Stored items from a collection
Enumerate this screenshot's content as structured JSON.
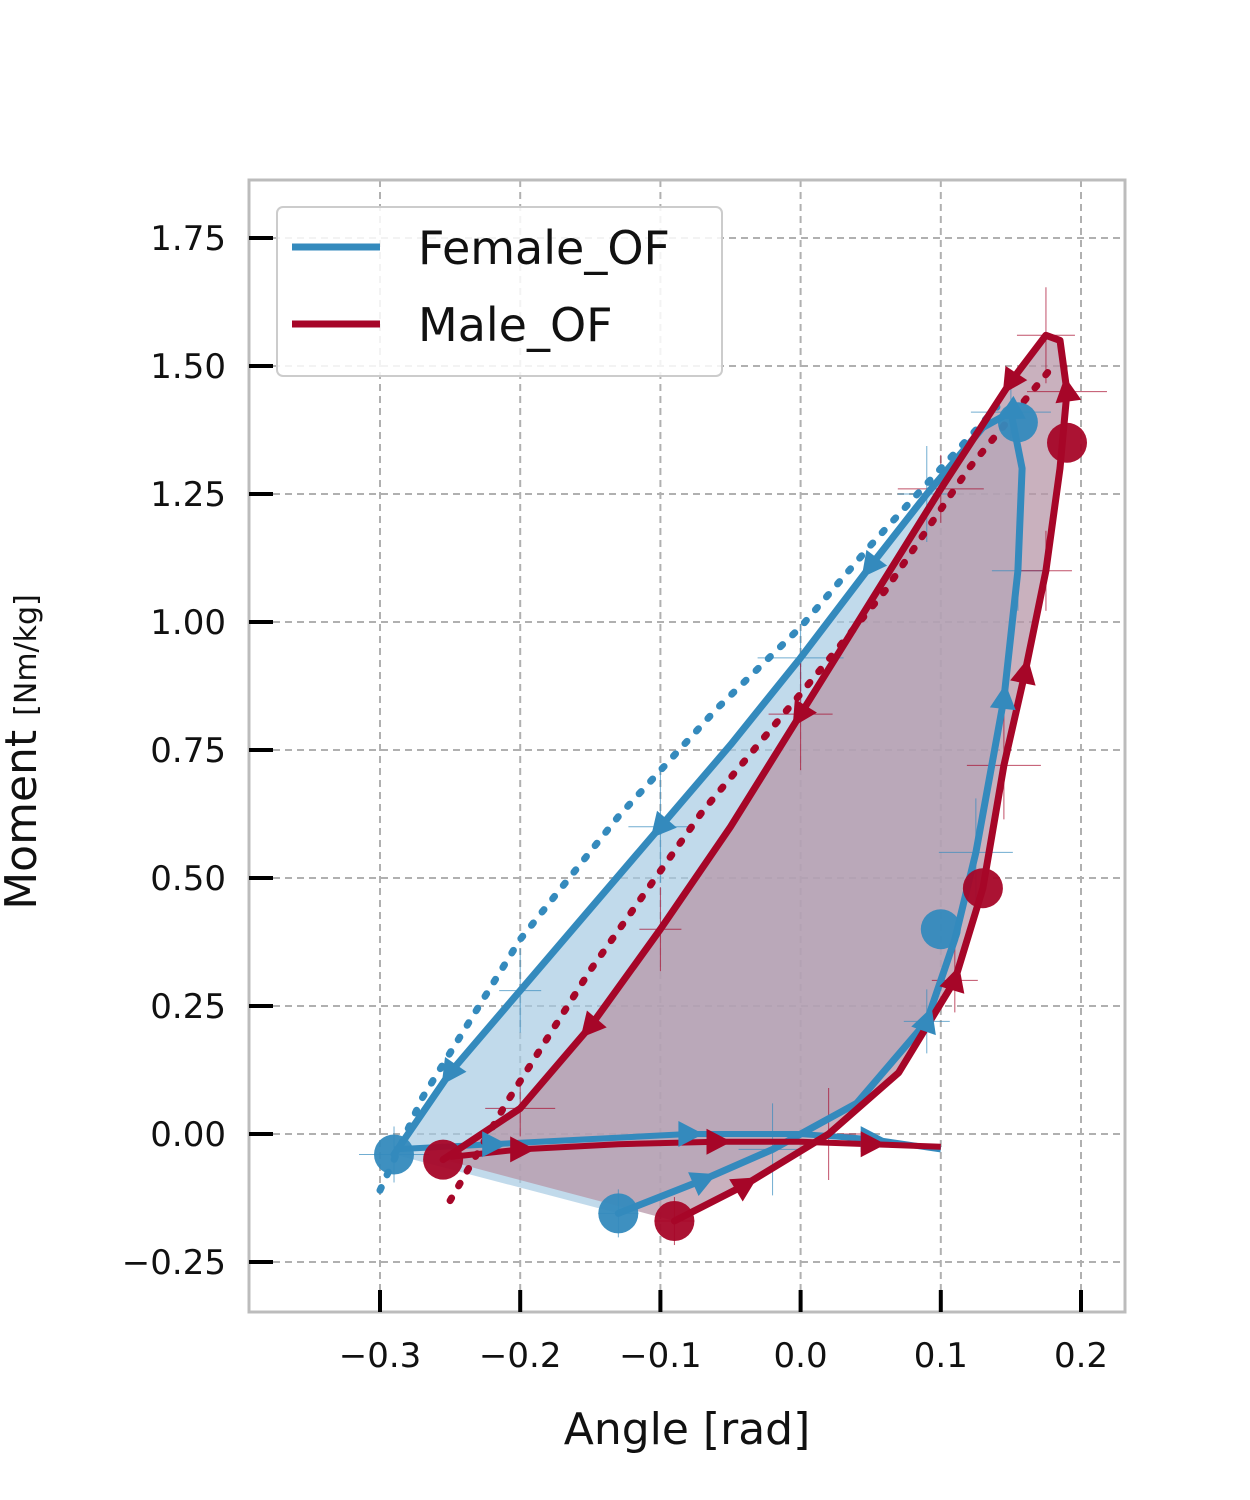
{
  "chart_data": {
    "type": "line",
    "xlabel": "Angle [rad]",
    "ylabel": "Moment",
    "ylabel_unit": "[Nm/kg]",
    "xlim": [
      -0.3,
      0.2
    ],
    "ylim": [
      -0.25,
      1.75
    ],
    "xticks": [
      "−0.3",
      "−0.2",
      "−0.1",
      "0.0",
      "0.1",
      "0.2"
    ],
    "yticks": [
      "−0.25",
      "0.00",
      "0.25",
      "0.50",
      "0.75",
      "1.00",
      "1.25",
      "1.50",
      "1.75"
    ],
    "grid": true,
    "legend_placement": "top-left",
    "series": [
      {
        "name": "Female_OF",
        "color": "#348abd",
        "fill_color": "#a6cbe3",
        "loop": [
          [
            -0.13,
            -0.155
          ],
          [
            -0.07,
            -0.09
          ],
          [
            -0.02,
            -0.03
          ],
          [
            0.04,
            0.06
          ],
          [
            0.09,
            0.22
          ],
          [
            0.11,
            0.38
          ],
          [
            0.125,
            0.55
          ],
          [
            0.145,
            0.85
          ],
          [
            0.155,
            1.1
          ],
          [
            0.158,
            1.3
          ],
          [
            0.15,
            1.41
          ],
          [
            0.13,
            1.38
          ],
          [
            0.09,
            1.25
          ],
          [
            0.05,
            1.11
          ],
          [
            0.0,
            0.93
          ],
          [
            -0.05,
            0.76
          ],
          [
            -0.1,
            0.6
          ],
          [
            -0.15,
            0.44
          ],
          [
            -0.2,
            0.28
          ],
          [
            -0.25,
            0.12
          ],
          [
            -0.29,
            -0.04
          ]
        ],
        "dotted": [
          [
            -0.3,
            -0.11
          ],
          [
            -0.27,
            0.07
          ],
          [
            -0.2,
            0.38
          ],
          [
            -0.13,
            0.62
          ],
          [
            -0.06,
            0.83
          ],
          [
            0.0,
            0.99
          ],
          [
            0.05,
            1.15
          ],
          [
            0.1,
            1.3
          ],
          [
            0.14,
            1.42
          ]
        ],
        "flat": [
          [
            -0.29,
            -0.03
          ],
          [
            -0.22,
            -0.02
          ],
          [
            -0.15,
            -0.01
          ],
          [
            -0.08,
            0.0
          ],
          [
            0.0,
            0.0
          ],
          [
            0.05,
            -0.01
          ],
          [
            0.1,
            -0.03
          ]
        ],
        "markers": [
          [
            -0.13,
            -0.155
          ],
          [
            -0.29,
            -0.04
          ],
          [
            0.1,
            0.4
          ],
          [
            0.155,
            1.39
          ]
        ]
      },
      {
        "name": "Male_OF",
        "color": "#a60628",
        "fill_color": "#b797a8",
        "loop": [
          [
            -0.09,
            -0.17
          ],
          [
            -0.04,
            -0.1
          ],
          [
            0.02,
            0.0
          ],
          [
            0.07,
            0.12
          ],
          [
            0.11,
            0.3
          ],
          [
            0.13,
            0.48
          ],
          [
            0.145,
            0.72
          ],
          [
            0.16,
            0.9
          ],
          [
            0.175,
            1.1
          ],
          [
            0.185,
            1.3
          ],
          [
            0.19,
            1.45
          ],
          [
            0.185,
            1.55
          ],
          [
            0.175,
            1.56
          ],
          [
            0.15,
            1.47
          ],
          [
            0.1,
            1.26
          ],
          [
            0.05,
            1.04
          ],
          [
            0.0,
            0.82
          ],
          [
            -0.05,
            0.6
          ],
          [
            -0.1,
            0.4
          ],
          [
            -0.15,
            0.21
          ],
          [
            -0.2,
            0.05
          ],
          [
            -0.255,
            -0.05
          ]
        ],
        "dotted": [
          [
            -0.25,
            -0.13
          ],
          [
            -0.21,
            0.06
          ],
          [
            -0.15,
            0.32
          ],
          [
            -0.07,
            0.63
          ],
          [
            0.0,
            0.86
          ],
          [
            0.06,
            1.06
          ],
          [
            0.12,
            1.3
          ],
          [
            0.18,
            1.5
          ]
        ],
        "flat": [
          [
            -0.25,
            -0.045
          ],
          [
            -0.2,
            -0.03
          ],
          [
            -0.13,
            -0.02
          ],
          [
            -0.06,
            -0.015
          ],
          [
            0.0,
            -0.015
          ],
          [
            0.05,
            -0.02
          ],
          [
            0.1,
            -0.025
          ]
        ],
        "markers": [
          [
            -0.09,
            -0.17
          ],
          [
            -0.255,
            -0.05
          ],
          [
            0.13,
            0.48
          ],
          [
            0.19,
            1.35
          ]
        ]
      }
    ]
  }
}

...

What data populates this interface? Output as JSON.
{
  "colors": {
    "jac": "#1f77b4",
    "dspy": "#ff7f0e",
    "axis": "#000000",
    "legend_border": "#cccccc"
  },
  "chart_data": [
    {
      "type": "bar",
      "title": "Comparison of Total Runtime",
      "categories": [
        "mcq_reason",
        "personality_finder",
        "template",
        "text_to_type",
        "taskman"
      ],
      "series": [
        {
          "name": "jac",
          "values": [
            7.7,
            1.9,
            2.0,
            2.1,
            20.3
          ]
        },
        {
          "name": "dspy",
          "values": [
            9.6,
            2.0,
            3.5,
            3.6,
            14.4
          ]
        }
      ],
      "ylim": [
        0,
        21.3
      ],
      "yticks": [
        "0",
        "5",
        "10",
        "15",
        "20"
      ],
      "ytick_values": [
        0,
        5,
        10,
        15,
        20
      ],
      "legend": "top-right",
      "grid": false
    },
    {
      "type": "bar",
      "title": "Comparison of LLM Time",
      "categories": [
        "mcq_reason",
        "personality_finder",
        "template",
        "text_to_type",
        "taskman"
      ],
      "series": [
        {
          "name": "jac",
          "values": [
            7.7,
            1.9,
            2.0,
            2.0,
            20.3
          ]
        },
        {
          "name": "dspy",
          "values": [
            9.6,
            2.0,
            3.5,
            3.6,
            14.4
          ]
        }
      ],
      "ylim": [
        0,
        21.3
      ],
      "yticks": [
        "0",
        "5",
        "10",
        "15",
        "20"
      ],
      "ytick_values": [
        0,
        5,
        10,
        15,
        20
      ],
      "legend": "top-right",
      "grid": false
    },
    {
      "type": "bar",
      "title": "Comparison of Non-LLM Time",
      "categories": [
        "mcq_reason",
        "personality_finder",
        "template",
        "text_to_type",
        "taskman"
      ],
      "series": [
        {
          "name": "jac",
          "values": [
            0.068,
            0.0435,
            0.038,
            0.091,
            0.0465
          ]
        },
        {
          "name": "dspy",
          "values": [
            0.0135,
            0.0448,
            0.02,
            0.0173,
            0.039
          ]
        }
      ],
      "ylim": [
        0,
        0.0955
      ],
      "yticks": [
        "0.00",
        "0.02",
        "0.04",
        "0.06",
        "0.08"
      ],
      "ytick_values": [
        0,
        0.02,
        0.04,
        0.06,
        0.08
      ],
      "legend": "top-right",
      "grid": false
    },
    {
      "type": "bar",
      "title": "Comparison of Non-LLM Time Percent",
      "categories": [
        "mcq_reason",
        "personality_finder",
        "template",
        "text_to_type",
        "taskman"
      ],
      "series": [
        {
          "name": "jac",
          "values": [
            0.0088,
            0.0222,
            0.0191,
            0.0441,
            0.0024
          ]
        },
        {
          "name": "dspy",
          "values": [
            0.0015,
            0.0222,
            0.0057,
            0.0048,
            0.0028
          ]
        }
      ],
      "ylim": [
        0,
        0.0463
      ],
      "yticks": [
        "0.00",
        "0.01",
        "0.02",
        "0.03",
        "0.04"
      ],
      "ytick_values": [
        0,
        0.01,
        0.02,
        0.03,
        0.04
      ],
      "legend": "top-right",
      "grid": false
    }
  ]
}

--

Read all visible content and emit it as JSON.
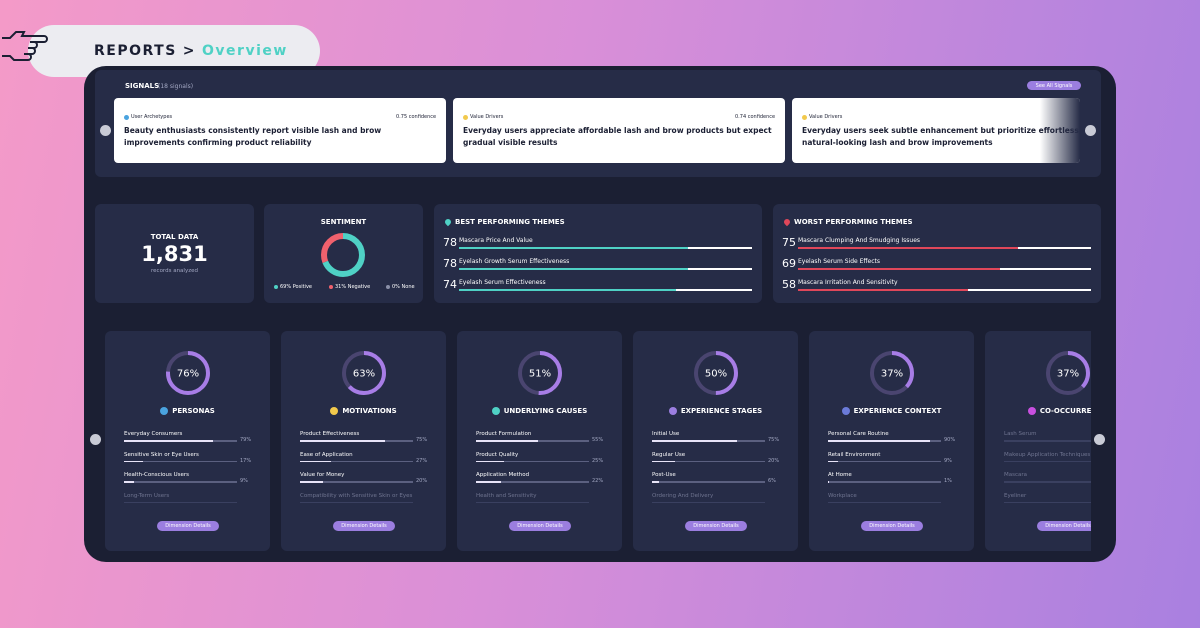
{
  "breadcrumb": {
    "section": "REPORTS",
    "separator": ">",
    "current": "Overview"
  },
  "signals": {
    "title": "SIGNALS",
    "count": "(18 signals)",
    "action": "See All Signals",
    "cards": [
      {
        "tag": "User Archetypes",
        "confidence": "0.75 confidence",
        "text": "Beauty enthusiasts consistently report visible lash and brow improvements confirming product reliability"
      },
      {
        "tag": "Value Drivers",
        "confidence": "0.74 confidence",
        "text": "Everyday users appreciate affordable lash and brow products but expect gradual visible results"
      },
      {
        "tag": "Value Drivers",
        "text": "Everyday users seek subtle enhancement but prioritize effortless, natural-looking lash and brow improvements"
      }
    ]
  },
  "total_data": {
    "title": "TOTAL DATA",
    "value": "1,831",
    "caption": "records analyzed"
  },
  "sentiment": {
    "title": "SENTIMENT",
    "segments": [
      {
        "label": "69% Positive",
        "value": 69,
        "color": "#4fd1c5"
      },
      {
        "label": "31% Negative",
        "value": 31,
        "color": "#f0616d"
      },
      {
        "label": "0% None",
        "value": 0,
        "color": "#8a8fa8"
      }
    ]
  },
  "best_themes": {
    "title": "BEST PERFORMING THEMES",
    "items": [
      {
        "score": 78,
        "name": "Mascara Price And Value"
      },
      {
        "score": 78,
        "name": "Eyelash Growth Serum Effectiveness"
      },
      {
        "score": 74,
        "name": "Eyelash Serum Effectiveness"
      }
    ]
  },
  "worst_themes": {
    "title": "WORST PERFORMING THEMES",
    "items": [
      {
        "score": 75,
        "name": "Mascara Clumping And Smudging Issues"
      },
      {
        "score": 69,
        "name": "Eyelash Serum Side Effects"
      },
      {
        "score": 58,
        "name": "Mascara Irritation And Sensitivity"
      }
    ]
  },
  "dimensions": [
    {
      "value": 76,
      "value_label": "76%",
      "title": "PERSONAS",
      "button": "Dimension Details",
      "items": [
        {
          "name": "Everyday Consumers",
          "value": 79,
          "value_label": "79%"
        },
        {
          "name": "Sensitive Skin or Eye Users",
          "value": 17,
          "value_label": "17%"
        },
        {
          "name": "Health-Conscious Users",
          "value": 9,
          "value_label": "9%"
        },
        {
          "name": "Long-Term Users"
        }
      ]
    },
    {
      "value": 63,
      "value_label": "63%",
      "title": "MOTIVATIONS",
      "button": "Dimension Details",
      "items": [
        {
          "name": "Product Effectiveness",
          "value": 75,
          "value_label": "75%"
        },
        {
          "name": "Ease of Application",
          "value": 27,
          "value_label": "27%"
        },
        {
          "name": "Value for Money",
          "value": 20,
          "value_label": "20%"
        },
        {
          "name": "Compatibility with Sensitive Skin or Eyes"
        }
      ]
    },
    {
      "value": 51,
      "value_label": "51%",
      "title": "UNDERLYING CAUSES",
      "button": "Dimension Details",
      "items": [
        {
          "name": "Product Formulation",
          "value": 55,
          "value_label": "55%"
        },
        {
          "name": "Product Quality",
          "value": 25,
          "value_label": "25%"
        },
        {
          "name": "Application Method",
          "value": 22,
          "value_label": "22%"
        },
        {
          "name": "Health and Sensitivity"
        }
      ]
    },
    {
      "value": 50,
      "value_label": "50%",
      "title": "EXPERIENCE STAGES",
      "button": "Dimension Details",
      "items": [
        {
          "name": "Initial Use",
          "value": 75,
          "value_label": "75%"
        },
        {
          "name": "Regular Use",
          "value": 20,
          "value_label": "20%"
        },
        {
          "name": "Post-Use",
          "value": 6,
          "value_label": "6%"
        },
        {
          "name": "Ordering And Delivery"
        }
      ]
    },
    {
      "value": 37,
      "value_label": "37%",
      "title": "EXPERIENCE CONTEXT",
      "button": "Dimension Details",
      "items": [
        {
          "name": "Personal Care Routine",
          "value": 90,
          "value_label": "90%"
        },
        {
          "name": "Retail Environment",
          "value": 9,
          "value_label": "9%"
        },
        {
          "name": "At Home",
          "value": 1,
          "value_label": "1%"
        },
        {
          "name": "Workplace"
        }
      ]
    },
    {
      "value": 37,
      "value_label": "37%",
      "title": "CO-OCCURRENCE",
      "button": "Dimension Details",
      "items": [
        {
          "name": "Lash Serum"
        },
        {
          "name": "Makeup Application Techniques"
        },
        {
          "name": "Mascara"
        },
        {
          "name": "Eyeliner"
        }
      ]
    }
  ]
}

Request >>
Return each line that includes "Sensitivity".

Finished answer >>
        "name": "Mascara Irritation And Sensitivity"
          "name": "Health and Sensitivity"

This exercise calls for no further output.